*Entries supplied:*

______

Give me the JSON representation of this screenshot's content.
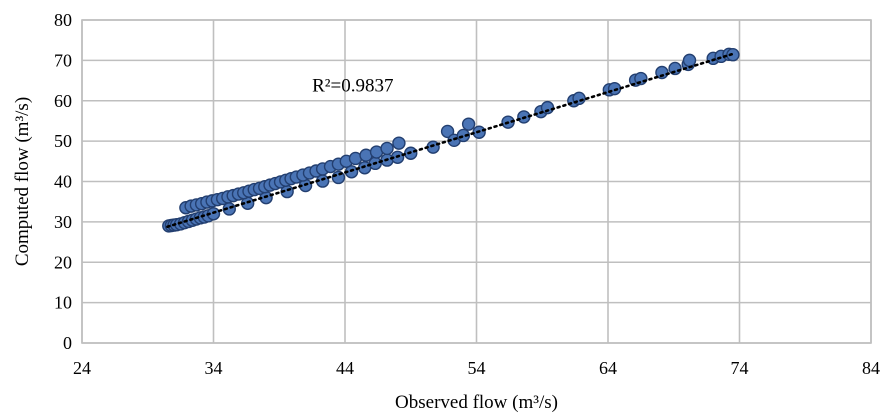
{
  "chart_data": {
    "type": "scatter",
    "title": "",
    "xlabel": "Observed flow (m³/s)",
    "ylabel": "Computed flow (m³/s)",
    "xlim": [
      24,
      84
    ],
    "ylim": [
      0,
      80
    ],
    "x_ticks": [
      24,
      34,
      44,
      54,
      64,
      74,
      84
    ],
    "y_ticks": [
      0,
      10,
      20,
      30,
      40,
      50,
      60,
      70,
      80
    ],
    "grid": true,
    "legend": "none",
    "trendline": {
      "style": "dotted",
      "x": [
        30.5,
        73.5
      ],
      "y": [
        28.8,
        71.6
      ]
    },
    "annotation": {
      "text": "R²=0.9837",
      "x": 41.5,
      "y": 62.3
    },
    "marker_color": "#4a74b5",
    "marker_edge_color": "#233f70",
    "series": [
      {
        "values": [
          [
            30.6,
            29.0
          ],
          [
            30.8,
            29.1
          ],
          [
            31.0,
            29.2
          ],
          [
            31.2,
            29.3
          ],
          [
            31.5,
            29.5
          ],
          [
            31.8,
            29.8
          ],
          [
            32.1,
            30.1
          ],
          [
            32.4,
            30.4
          ],
          [
            32.7,
            30.7
          ],
          [
            33.0,
            31.0
          ],
          [
            33.3,
            31.2
          ],
          [
            33.6,
            31.5
          ],
          [
            34.0,
            32.0
          ],
          [
            35.2,
            33.2
          ],
          [
            36.6,
            34.6
          ],
          [
            38.0,
            36.0
          ],
          [
            39.6,
            37.5
          ],
          [
            41.0,
            39.0
          ],
          [
            42.3,
            40.1
          ],
          [
            43.5,
            41.0
          ],
          [
            44.5,
            42.4
          ],
          [
            45.5,
            43.4
          ],
          [
            46.3,
            44.5
          ],
          [
            47.2,
            45.3
          ],
          [
            48.0,
            46.0
          ],
          [
            31.9,
            33.5
          ],
          [
            32.3,
            33.9
          ],
          [
            32.7,
            34.2
          ],
          [
            33.1,
            34.5
          ],
          [
            33.5,
            34.9
          ],
          [
            33.9,
            35.2
          ],
          [
            34.3,
            35.5
          ],
          [
            34.7,
            35.8
          ],
          [
            35.1,
            36.2
          ],
          [
            35.5,
            36.5
          ],
          [
            35.9,
            36.9
          ],
          [
            36.3,
            37.2
          ],
          [
            36.7,
            37.6
          ],
          [
            37.1,
            38.0
          ],
          [
            37.5,
            38.3
          ],
          [
            37.9,
            38.7
          ],
          [
            38.3,
            39.1
          ],
          [
            38.7,
            39.5
          ],
          [
            39.1,
            39.9
          ],
          [
            39.5,
            40.3
          ],
          [
            39.9,
            40.7
          ],
          [
            40.3,
            41.1
          ],
          [
            40.8,
            41.6
          ],
          [
            41.3,
            42.1
          ],
          [
            41.8,
            42.6
          ],
          [
            42.3,
            43.1
          ],
          [
            42.9,
            43.7
          ],
          [
            43.5,
            44.3
          ],
          [
            44.1,
            45.0
          ],
          [
            44.8,
            45.7
          ],
          [
            45.6,
            46.5
          ],
          [
            46.4,
            47.3
          ],
          [
            47.2,
            48.2
          ],
          [
            48.1,
            49.5
          ],
          [
            49.0,
            47.0
          ],
          [
            50.7,
            48.5
          ],
          [
            51.8,
            52.4
          ],
          [
            52.3,
            50.2
          ],
          [
            53.0,
            51.4
          ],
          [
            53.4,
            54.2
          ],
          [
            54.2,
            52.2
          ],
          [
            56.4,
            54.7
          ],
          [
            57.6,
            56.0
          ],
          [
            58.9,
            57.3
          ],
          [
            59.4,
            58.3
          ],
          [
            61.4,
            60.0
          ],
          [
            61.8,
            60.6
          ],
          [
            64.1,
            62.7
          ],
          [
            64.5,
            63.0
          ],
          [
            66.1,
            65.1
          ],
          [
            66.5,
            65.5
          ],
          [
            68.1,
            67.0
          ],
          [
            69.1,
            68.0
          ],
          [
            70.1,
            69.0
          ],
          [
            70.2,
            70.0
          ],
          [
            72.0,
            70.5
          ],
          [
            72.6,
            71.0
          ],
          [
            73.2,
            71.5
          ],
          [
            73.5,
            71.4
          ]
        ]
      }
    ]
  }
}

______

Return all of the entries word for word, but omit the pictures.

Give me the JSON representation of this screenshot's content.
{
  "chart_data": {
    "type": "scatter",
    "title": "",
    "xlabel": "Observed flow (m³/s)",
    "ylabel": "Computed flow (m³/s)",
    "xlim": [
      24,
      84
    ],
    "ylim": [
      0,
      80
    ],
    "x_ticks": [
      24,
      34,
      44,
      54,
      64,
      74,
      84
    ],
    "y_ticks": [
      0,
      10,
      20,
      30,
      40,
      50,
      60,
      70,
      80
    ],
    "grid": true,
    "legend": "none",
    "trendline": {
      "style": "dotted",
      "x": [
        30.5,
        73.5
      ],
      "y": [
        28.8,
        71.6
      ]
    },
    "annotation": {
      "text": "R²=0.9837",
      "x": 41.5,
      "y": 62.3
    },
    "marker_color": "#4a74b5",
    "marker_edge_color": "#233f70",
    "series": [
      {
        "values": [
          [
            30.6,
            29.0
          ],
          [
            30.8,
            29.1
          ],
          [
            31.0,
            29.2
          ],
          [
            31.2,
            29.3
          ],
          [
            31.5,
            29.5
          ],
          [
            31.8,
            29.8
          ],
          [
            32.1,
            30.1
          ],
          [
            32.4,
            30.4
          ],
          [
            32.7,
            30.7
          ],
          [
            33.0,
            31.0
          ],
          [
            33.3,
            31.2
          ],
          [
            33.6,
            31.5
          ],
          [
            34.0,
            32.0
          ],
          [
            35.2,
            33.2
          ],
          [
            36.6,
            34.6
          ],
          [
            38.0,
            36.0
          ],
          [
            39.6,
            37.5
          ],
          [
            41.0,
            39.0
          ],
          [
            42.3,
            40.1
          ],
          [
            43.5,
            41.0
          ],
          [
            44.5,
            42.4
          ],
          [
            45.5,
            43.4
          ],
          [
            46.3,
            44.5
          ],
          [
            47.2,
            45.3
          ],
          [
            48.0,
            46.0
          ],
          [
            31.9,
            33.5
          ],
          [
            32.3,
            33.9
          ],
          [
            32.7,
            34.2
          ],
          [
            33.1,
            34.5
          ],
          [
            33.5,
            34.9
          ],
          [
            33.9,
            35.2
          ],
          [
            34.3,
            35.5
          ],
          [
            34.7,
            35.8
          ],
          [
            35.1,
            36.2
          ],
          [
            35.5,
            36.5
          ],
          [
            35.9,
            36.9
          ],
          [
            36.3,
            37.2
          ],
          [
            36.7,
            37.6
          ],
          [
            37.1,
            38.0
          ],
          [
            37.5,
            38.3
          ],
          [
            37.9,
            38.7
          ],
          [
            38.3,
            39.1
          ],
          [
            38.7,
            39.5
          ],
          [
            39.1,
            39.9
          ],
          [
            39.5,
            40.3
          ],
          [
            39.9,
            40.7
          ],
          [
            40.3,
            41.1
          ],
          [
            40.8,
            41.6
          ],
          [
            41.3,
            42.1
          ],
          [
            41.8,
            42.6
          ],
          [
            42.3,
            43.1
          ],
          [
            42.9,
            43.7
          ],
          [
            43.5,
            44.3
          ],
          [
            44.1,
            45.0
          ],
          [
            44.8,
            45.7
          ],
          [
            45.6,
            46.5
          ],
          [
            46.4,
            47.3
          ],
          [
            47.2,
            48.2
          ],
          [
            48.1,
            49.5
          ],
          [
            49.0,
            47.0
          ],
          [
            50.7,
            48.5
          ],
          [
            51.8,
            52.4
          ],
          [
            52.3,
            50.2
          ],
          [
            53.0,
            51.4
          ],
          [
            53.4,
            54.2
          ],
          [
            54.2,
            52.2
          ],
          [
            56.4,
            54.7
          ],
          [
            57.6,
            56.0
          ],
          [
            58.9,
            57.3
          ],
          [
            59.4,
            58.3
          ],
          [
            61.4,
            60.0
          ],
          [
            61.8,
            60.6
          ],
          [
            64.1,
            62.7
          ],
          [
            64.5,
            63.0
          ],
          [
            66.1,
            65.1
          ],
          [
            66.5,
            65.5
          ],
          [
            68.1,
            67.0
          ],
          [
            69.1,
            68.0
          ],
          [
            70.1,
            69.0
          ],
          [
            70.2,
            70.0
          ],
          [
            72.0,
            70.5
          ],
          [
            72.6,
            71.0
          ],
          [
            73.2,
            71.5
          ],
          [
            73.5,
            71.4
          ]
        ]
      }
    ]
  }
}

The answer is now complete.